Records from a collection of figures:
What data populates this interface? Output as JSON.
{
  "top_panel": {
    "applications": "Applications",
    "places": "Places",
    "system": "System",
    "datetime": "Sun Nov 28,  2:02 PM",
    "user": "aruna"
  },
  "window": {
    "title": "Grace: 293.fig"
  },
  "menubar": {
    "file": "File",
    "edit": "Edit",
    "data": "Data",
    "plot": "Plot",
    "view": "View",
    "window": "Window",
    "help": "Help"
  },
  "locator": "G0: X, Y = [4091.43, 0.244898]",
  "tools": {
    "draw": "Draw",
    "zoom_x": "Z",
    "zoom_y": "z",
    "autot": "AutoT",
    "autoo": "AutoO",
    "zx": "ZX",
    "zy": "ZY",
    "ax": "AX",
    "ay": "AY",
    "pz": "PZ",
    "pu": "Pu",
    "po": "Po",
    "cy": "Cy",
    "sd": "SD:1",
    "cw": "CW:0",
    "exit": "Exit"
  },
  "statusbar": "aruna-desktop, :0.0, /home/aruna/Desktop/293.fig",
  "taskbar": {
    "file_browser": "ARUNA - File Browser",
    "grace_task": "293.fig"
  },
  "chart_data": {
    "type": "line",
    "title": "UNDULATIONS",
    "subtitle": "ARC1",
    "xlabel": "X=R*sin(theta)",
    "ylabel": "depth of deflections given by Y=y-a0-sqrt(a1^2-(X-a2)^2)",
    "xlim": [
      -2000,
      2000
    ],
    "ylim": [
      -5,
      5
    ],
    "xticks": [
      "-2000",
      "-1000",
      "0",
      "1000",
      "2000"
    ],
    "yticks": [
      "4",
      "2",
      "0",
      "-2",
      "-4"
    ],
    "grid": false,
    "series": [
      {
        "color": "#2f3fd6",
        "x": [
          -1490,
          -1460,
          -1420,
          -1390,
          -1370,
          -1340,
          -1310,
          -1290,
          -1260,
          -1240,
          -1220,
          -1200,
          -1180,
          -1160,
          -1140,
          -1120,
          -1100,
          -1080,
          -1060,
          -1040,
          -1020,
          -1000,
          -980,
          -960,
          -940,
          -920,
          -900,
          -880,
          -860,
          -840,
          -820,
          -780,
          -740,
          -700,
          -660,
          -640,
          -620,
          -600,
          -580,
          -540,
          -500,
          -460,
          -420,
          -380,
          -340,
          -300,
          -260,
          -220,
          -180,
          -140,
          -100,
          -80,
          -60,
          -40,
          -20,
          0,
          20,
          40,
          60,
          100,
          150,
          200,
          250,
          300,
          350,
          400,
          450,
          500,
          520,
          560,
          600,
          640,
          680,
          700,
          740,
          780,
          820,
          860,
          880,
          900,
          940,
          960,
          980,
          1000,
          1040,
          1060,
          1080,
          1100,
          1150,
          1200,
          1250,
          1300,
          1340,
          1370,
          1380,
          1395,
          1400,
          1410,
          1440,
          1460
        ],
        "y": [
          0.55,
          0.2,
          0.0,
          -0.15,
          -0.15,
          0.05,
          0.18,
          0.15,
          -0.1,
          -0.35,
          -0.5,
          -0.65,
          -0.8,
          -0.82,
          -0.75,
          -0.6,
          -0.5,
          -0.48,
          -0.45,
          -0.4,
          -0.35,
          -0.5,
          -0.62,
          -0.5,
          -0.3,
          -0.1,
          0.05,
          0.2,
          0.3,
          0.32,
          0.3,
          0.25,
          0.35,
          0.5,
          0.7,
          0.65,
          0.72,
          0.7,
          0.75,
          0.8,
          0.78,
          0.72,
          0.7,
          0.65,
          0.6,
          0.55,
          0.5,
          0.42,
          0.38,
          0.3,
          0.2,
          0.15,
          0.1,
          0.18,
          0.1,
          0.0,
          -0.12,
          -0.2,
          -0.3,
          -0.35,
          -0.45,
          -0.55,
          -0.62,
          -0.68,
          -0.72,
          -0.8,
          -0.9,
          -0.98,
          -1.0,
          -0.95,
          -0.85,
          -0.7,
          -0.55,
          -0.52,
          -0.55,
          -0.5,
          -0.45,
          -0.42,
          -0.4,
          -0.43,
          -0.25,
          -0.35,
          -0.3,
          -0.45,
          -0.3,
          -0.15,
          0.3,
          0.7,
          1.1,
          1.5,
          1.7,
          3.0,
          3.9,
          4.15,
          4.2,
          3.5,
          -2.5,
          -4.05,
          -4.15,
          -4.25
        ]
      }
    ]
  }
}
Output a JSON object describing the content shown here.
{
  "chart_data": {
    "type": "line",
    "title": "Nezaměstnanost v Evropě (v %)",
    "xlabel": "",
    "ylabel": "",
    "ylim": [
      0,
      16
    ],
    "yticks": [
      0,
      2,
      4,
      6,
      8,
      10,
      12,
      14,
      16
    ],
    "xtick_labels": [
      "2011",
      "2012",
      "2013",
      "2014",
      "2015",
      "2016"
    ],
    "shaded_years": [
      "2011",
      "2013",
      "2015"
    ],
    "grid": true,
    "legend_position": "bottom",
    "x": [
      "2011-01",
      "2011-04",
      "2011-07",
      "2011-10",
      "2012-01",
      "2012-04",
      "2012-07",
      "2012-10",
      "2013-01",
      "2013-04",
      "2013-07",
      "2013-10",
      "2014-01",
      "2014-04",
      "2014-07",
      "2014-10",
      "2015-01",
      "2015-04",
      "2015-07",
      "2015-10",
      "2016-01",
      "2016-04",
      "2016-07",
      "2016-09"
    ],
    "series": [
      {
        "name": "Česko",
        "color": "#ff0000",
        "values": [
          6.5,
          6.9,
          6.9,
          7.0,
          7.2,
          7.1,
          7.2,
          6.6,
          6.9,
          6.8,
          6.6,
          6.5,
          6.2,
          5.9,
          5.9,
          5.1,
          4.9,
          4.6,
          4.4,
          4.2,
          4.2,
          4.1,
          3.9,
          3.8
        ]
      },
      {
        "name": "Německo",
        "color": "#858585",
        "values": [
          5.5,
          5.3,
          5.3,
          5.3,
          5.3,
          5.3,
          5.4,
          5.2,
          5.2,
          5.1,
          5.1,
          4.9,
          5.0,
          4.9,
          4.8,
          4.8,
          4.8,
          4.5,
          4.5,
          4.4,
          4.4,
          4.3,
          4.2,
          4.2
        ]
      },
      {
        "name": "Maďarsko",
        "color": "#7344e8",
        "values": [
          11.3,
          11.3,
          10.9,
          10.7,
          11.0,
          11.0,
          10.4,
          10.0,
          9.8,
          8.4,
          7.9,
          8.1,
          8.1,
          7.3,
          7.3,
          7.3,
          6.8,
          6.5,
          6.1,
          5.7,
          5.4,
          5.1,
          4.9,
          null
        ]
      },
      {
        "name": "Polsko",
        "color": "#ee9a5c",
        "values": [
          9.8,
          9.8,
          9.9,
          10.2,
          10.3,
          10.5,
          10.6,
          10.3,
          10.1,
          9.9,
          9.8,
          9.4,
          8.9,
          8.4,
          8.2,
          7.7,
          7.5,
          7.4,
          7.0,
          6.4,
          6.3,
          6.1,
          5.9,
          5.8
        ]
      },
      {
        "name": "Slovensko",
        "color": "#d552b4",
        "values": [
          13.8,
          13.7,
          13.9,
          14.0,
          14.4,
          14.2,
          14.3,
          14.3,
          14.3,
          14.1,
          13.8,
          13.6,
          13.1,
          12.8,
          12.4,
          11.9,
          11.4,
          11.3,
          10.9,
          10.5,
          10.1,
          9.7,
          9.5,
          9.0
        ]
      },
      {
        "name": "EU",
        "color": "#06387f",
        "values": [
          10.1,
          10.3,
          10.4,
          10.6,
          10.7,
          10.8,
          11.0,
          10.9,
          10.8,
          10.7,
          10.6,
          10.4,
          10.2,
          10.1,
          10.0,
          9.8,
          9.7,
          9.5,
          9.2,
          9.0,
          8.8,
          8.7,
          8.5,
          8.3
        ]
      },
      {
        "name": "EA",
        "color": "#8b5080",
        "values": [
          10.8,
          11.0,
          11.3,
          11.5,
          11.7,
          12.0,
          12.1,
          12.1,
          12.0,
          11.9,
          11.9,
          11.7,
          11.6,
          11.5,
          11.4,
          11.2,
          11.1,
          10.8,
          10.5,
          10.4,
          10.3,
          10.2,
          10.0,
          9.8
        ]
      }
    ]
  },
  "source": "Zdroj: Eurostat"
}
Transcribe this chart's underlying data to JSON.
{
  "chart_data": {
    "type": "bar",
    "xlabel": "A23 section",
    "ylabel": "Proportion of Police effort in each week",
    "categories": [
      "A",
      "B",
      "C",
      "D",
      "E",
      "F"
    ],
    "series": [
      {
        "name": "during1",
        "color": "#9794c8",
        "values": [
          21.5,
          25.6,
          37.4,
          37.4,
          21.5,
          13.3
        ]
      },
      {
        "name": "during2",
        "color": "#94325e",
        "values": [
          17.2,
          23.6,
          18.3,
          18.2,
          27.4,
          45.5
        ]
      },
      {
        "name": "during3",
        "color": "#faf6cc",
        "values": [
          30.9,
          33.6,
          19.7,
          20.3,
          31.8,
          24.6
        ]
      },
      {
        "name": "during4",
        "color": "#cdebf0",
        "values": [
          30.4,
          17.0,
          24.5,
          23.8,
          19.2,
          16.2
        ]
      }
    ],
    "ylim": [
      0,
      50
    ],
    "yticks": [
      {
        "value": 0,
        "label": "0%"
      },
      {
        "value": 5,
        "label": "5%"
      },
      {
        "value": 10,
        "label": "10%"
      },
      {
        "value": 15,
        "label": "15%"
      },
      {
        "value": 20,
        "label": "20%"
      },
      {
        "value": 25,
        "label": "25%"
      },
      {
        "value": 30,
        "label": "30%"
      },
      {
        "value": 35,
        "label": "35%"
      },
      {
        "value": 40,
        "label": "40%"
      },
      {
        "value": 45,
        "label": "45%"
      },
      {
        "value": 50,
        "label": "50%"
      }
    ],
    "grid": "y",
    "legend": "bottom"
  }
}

PROBLEM STATEMENT » Copy the lines from the entries above in which the word "this" appears.

OUTPUT BELOW »
What data populates this interface? Output as JSON.
Transcribe this chart's underlying data to JSON.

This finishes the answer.